The request: Return each line of the data below exactly, omitting any pictures.

Dataset entries on figures
⁂

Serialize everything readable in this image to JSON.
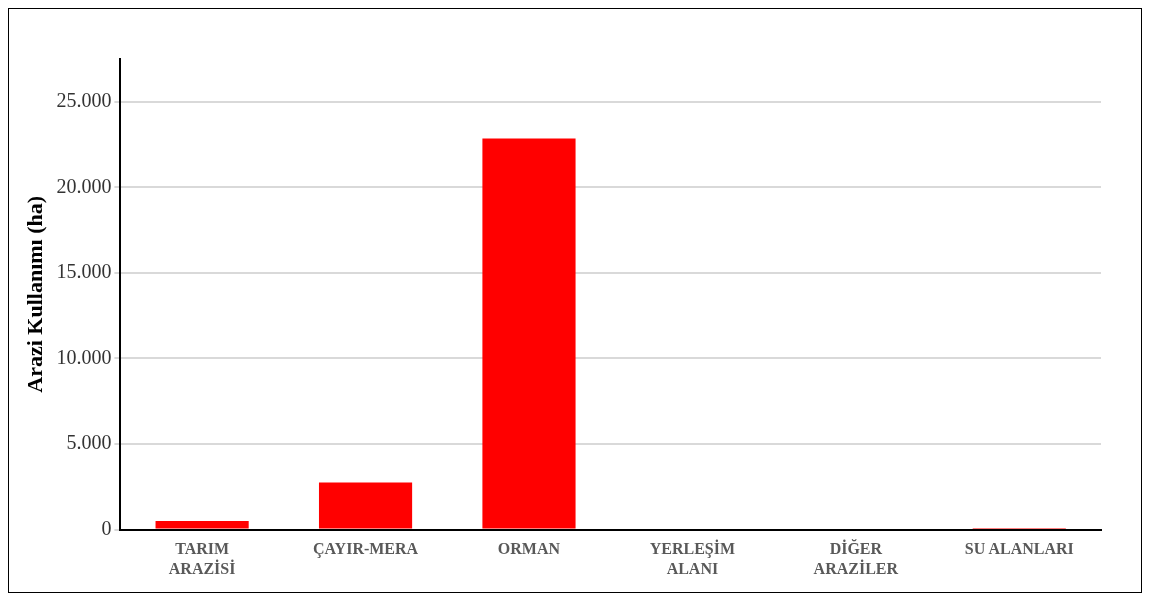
{
  "chart_data": {
    "type": "bar",
    "ylabel": "Arazi Kullanımı (ha)",
    "categories": [
      "TARIM\nARAZİSİ",
      "ÇAYIR-MERA",
      "ORMAN",
      "YERLEŞİM\nALANI",
      "DİĞER\nARAZİLER",
      "SU ALANLARI"
    ],
    "values": [
      500,
      2750,
      22850,
      null,
      null,
      100
    ],
    "color": "#ff0000",
    "ylim": [
      0,
      27500
    ],
    "yticks": [
      {
        "value": 0,
        "label": "0"
      },
      {
        "value": 5000,
        "label": "5.000"
      },
      {
        "value": 10000,
        "label": "10.000"
      },
      {
        "value": 15000,
        "label": "15.000"
      },
      {
        "value": 20000,
        "label": "20.000"
      },
      {
        "value": 25000,
        "label": "25.000"
      }
    ],
    "grid": "y"
  }
}
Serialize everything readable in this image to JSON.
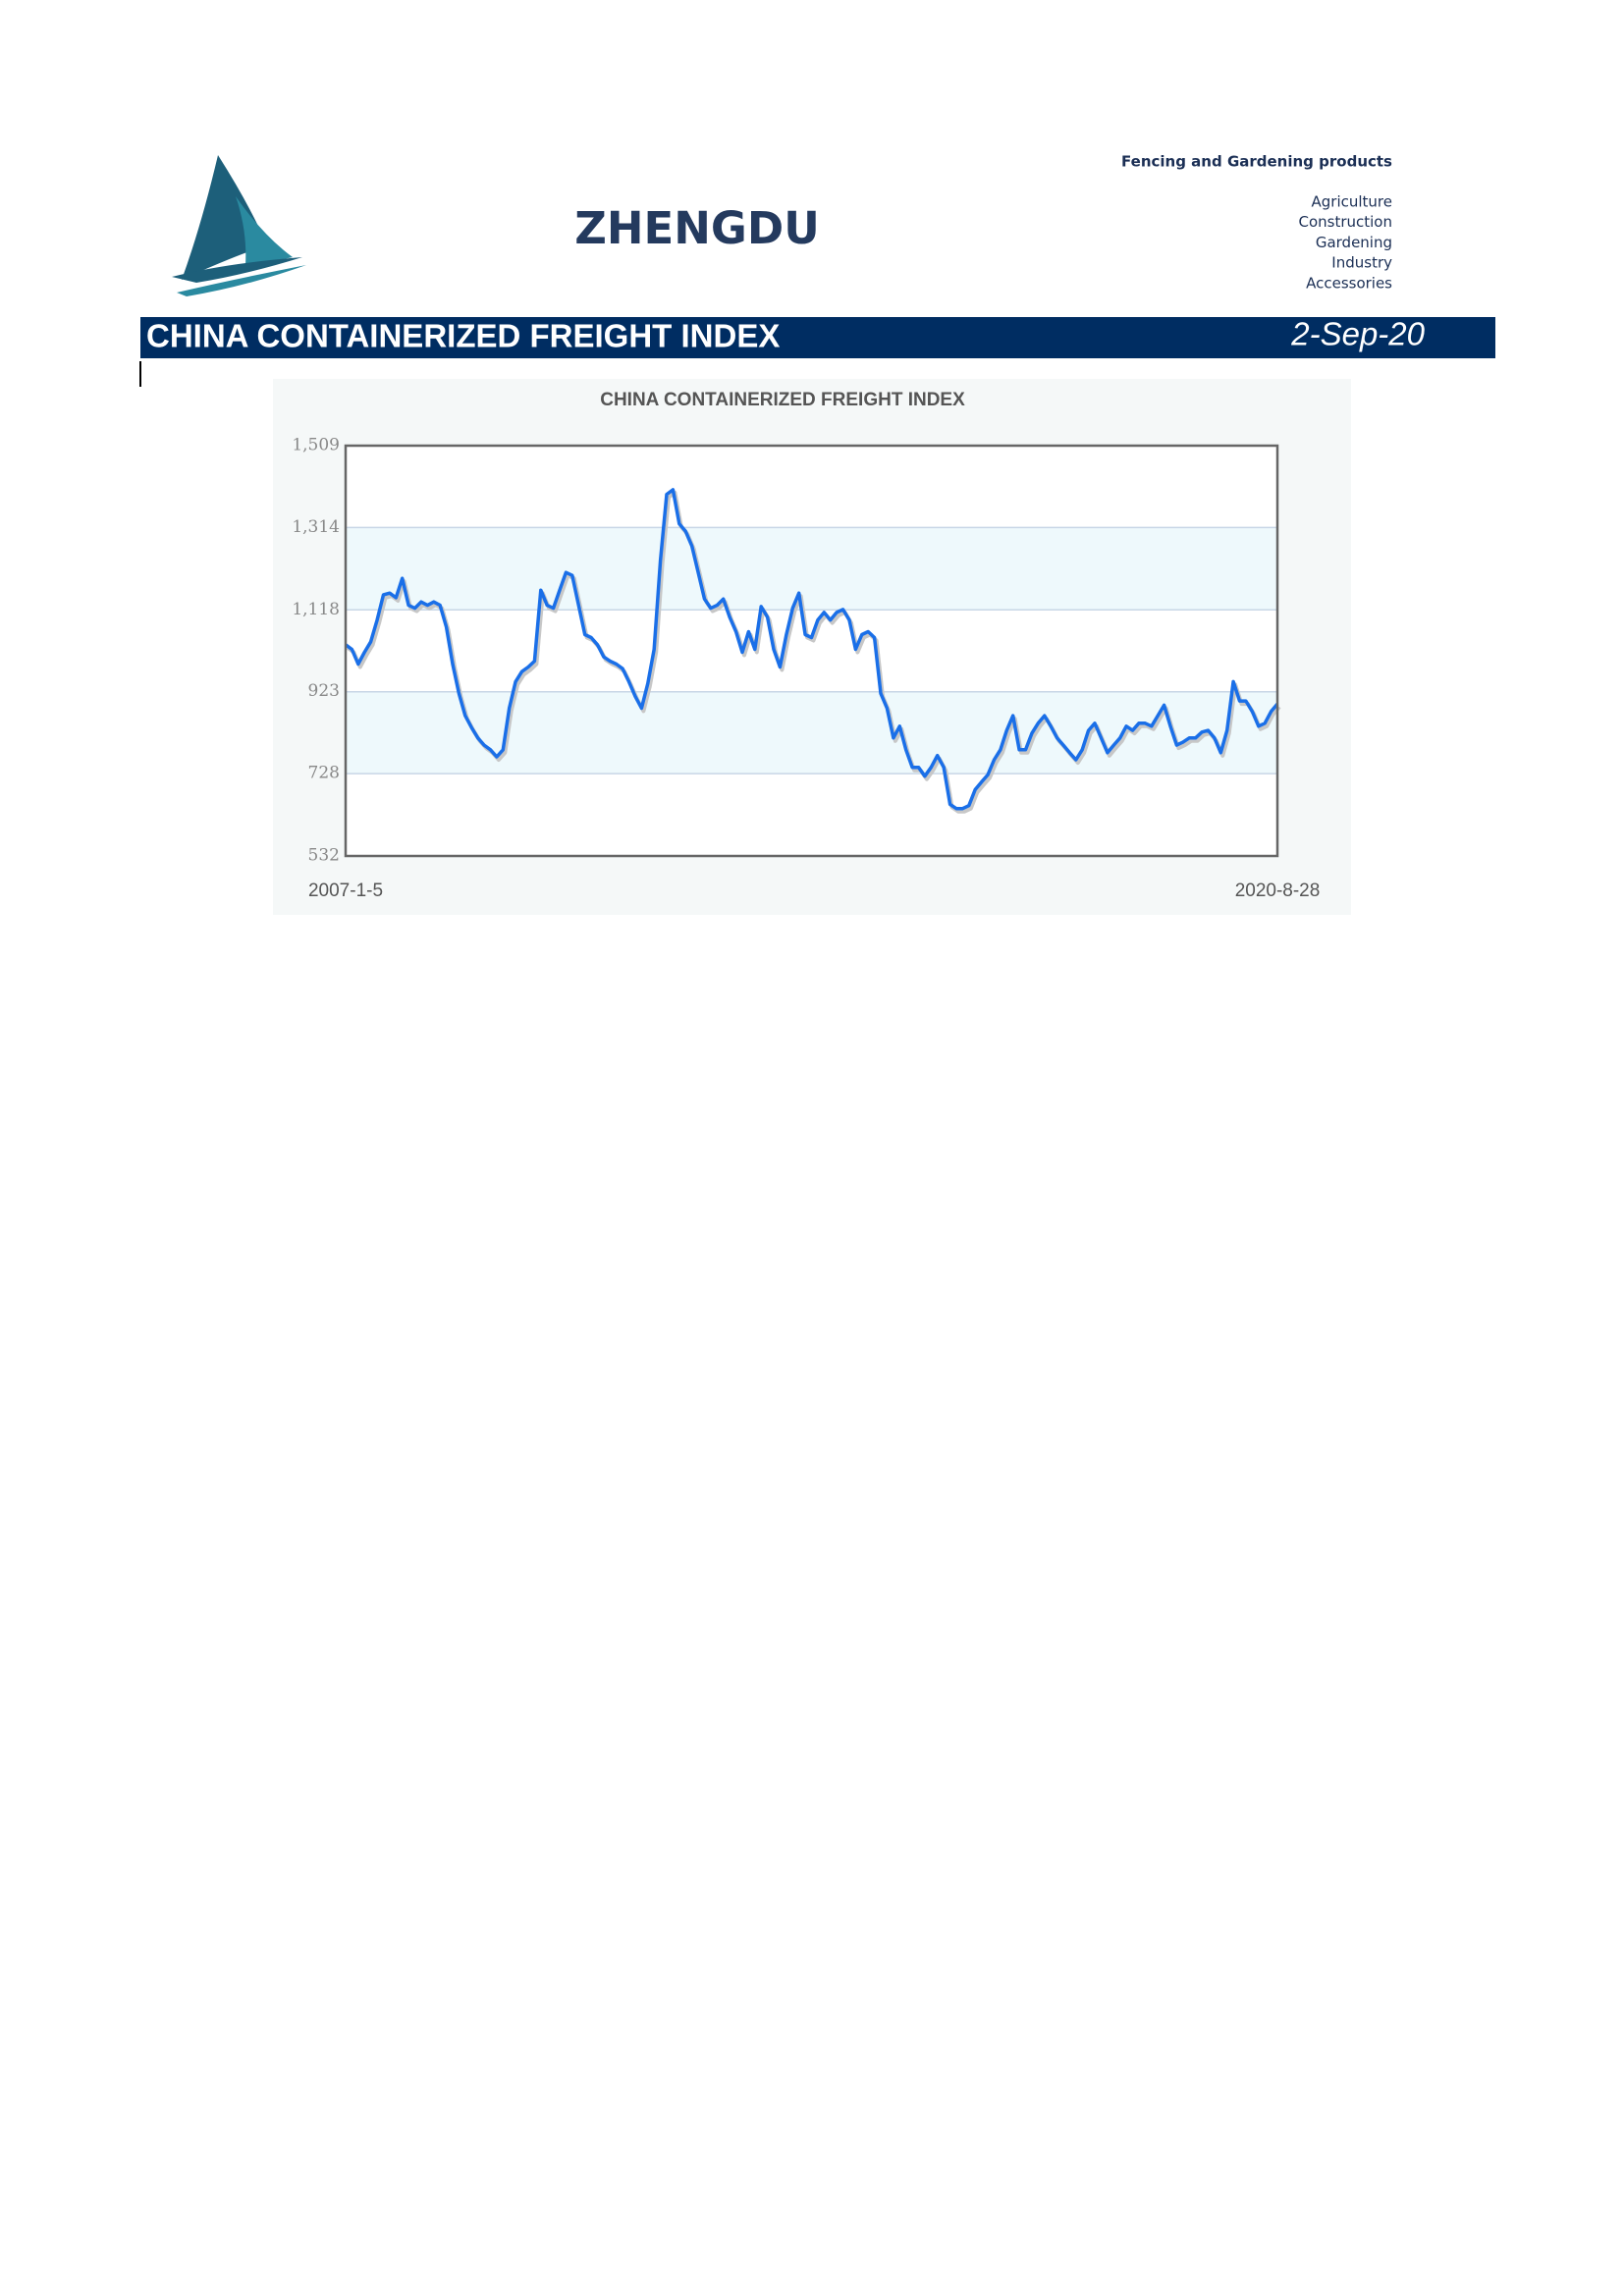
{
  "header": {
    "company": "ZHENGDU",
    "tagline": "Fencing and Gardening products",
    "products": [
      "Agriculture",
      "Construction",
      "Gardening",
      "Industry",
      "Accessories"
    ]
  },
  "banner": {
    "title": "CHINA CONTAINERIZED FREIGHT INDEX",
    "date": "2-Sep-20"
  },
  "chart_data": {
    "type": "line",
    "title": "CHINA CONTAINERIZED FREIGHT INDEX",
    "color": "#1a6fe8",
    "grid": true,
    "categories": [
      "2007-1-5",
      null,
      null,
      null,
      null,
      null,
      null,
      null,
      null,
      null,
      null,
      null,
      null,
      null,
      null,
      null,
      null,
      null,
      null,
      null,
      null,
      null,
      null,
      null,
      null,
      null,
      null,
      null,
      null,
      null,
      null,
      null,
      null,
      null,
      null,
      null,
      null,
      null,
      null,
      null,
      null,
      null,
      null,
      null,
      null,
      null,
      null,
      null,
      null,
      null,
      null,
      null,
      null,
      null,
      null,
      null,
      null,
      null,
      null,
      null,
      null,
      null,
      null,
      null,
      null,
      null,
      null,
      null,
      null,
      null,
      null,
      null,
      null,
      null,
      null,
      null,
      null,
      null,
      null,
      null,
      null,
      null,
      null,
      null,
      null,
      null,
      null,
      null,
      null,
      null,
      null,
      null,
      null,
      null,
      null,
      null,
      null,
      null,
      null,
      null,
      null,
      null,
      null,
      null,
      null,
      null,
      null,
      null,
      null,
      null,
      null,
      null,
      null,
      null,
      null,
      null,
      null,
      null,
      null,
      null,
      null,
      null,
      null,
      null,
      null,
      null,
      null,
      null,
      null,
      null,
      null,
      null,
      null,
      null,
      null,
      null,
      null,
      null,
      null,
      null,
      null,
      null,
      null,
      null,
      null,
      null,
      null,
      null,
      "2020-8-28"
    ],
    "values": [
      1035,
      1024,
      989,
      1017,
      1042,
      1094,
      1154,
      1158,
      1147,
      1193,
      1129,
      1122,
      1137,
      1129,
      1137,
      1129,
      1077,
      989,
      919,
      866,
      838,
      813,
      796,
      785,
      768,
      785,
      884,
      947,
      971,
      982,
      996,
      1165,
      1129,
      1122,
      1165,
      1207,
      1200,
      1129,
      1059,
      1052,
      1035,
      1006,
      996,
      989,
      978,
      947,
      912,
      884,
      943,
      1024,
      1235,
      1393,
      1404,
      1323,
      1305,
      1270,
      1207,
      1144,
      1122,
      1129,
      1144,
      1101,
      1066,
      1017,
      1066,
      1024,
      1126,
      1101,
      1024,
      982,
      1059,
      1122,
      1158,
      1059,
      1052,
      1094,
      1112,
      1094,
      1112,
      1119,
      1094,
      1024,
      1059,
      1066,
      1052,
      919,
      884,
      813,
      841,
      785,
      743,
      743,
      722,
      743,
      771,
      743,
      655,
      645,
      645,
      652,
      690,
      708,
      725,
      761,
      785,
      831,
      866,
      785,
      785,
      824,
      848,
      866,
      841,
      813,
      796,
      778,
      761,
      785,
      831,
      848,
      813,
      778,
      796,
      813,
      841,
      831,
      848,
      848,
      841,
      866,
      891,
      841,
      796,
      803,
      813,
      813,
      827,
      831,
      813,
      778,
      831,
      947,
      901,
      901,
      876,
      841,
      848,
      876,
      894
    ],
    "ylim": [
      532,
      1509
    ],
    "yticks": [
      532,
      728,
      923,
      {
        "value": 1118,
        "label": "1,118"
      },
      {
        "value": 1314,
        "label": "1,314"
      },
      {
        "value": 1509,
        "label": "1,509"
      }
    ]
  }
}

⁂

Task output:
Serialize everything readable in this image to JSON.
{
  "chart_data": {
    "type": "bar",
    "ylabel": "Arazi Kullanımı (ha)",
    "categories": [
      "TARIM\nARAZİSİ",
      "ÇAYIR-MERA",
      "ORMAN",
      "YERLEŞİM\nALANI",
      "DİĞER\nARAZİLER",
      "SU ALANLARI"
    ],
    "values": [
      500,
      2750,
      22850,
      null,
      null,
      100
    ],
    "color": "#ff0000",
    "ylim": [
      0,
      27500
    ],
    "yticks": [
      {
        "value": 0,
        "label": "0"
      },
      {
        "value": 5000,
        "label": "5.000"
      },
      {
        "value": 10000,
        "label": "10.000"
      },
      {
        "value": 15000,
        "label": "15.000"
      },
      {
        "value": 20000,
        "label": "20.000"
      },
      {
        "value": 25000,
        "label": "25.000"
      }
    ],
    "grid": "y"
  }
}
Serialize everything readable in this image to JSON.
{
  "header": {
    "company": "ZHENGDU",
    "tagline": "Fencing and Gardening products",
    "products": [
      "Agriculture",
      "Construction",
      "Gardening",
      "Industry",
      "Accessories"
    ]
  },
  "banner": {
    "title": "CHINA CONTAINERIZED FREIGHT INDEX",
    "date": "2-Sep-20"
  },
  "chart_data": {
    "type": "line",
    "title": "CHINA CONTAINERIZED FREIGHT INDEX",
    "color": "#1a6fe8",
    "grid": true,
    "categories": [
      "2007-1-5",
      null,
      null,
      null,
      null,
      null,
      null,
      null,
      null,
      null,
      null,
      null,
      null,
      null,
      null,
      null,
      null,
      null,
      null,
      null,
      null,
      null,
      null,
      null,
      null,
      null,
      null,
      null,
      null,
      null,
      null,
      null,
      null,
      null,
      null,
      null,
      null,
      null,
      null,
      null,
      null,
      null,
      null,
      null,
      null,
      null,
      null,
      null,
      null,
      null,
      null,
      null,
      null,
      null,
      null,
      null,
      null,
      null,
      null,
      null,
      null,
      null,
      null,
      null,
      null,
      null,
      null,
      null,
      null,
      null,
      null,
      null,
      null,
      null,
      null,
      null,
      null,
      null,
      null,
      null,
      null,
      null,
      null,
      null,
      null,
      null,
      null,
      null,
      null,
      null,
      null,
      null,
      null,
      null,
      null,
      null,
      null,
      null,
      null,
      null,
      null,
      null,
      null,
      null,
      null,
      null,
      null,
      null,
      null,
      null,
      null,
      null,
      null,
      null,
      null,
      null,
      null,
      null,
      null,
      null,
      null,
      null,
      null,
      null,
      null,
      null,
      null,
      null,
      null,
      null,
      null,
      null,
      null,
      null,
      null,
      null,
      null,
      null,
      null,
      null,
      null,
      null,
      null,
      null,
      null,
      null,
      null,
      null,
      "2020-8-28"
    ],
    "values": [
      1035,
      1024,
      989,
      1017,
      1042,
      1094,
      1154,
      1158,
      1147,
      1193,
      1129,
      1122,
      1137,
      1129,
      1137,
      1129,
      1077,
      989,
      919,
      866,
      838,
      813,
      796,
      785,
      768,
      785,
      884,
      947,
      971,
      982,
      996,
      1165,
      1129,
      1122,
      1165,
      1207,
      1200,
      1129,
      1059,
      1052,
      1035,
      1006,
      996,
      989,
      978,
      947,
      912,
      884,
      943,
      1024,
      1235,
      1393,
      1404,
      1323,
      1305,
      1270,
      1207,
      1144,
      1122,
      1129,
      1144,
      1101,
      1066,
      1017,
      1066,
      1024,
      1126,
      1101,
      1024,
      982,
      1059,
      1122,
      1158,
      1059,
      1052,
      1094,
      1112,
      1094,
      1112,
      1119,
      1094,
      1024,
      1059,
      1066,
      1052,
      919,
      884,
      813,
      841,
      785,
      743,
      743,
      722,
      743,
      771,
      743,
      655,
      645,
      645,
      652,
      690,
      708,
      725,
      761,
      785,
      831,
      866,
      785,
      785,
      824,
      848,
      866,
      841,
      813,
      796,
      778,
      761,
      785,
      831,
      848,
      813,
      778,
      796,
      813,
      841,
      831,
      848,
      848,
      841,
      866,
      891,
      841,
      796,
      803,
      813,
      813,
      827,
      831,
      813,
      778,
      831,
      947,
      901,
      901,
      876,
      841,
      848,
      876,
      894
    ],
    "ylim": [
      532,
      1509
    ],
    "yticks": [
      532,
      728,
      923,
      {
        "value": 1118,
        "label": "1,118"
      },
      {
        "value": 1314,
        "label": "1,314"
      },
      {
        "value": 1509,
        "label": "1,509"
      }
    ]
  }
}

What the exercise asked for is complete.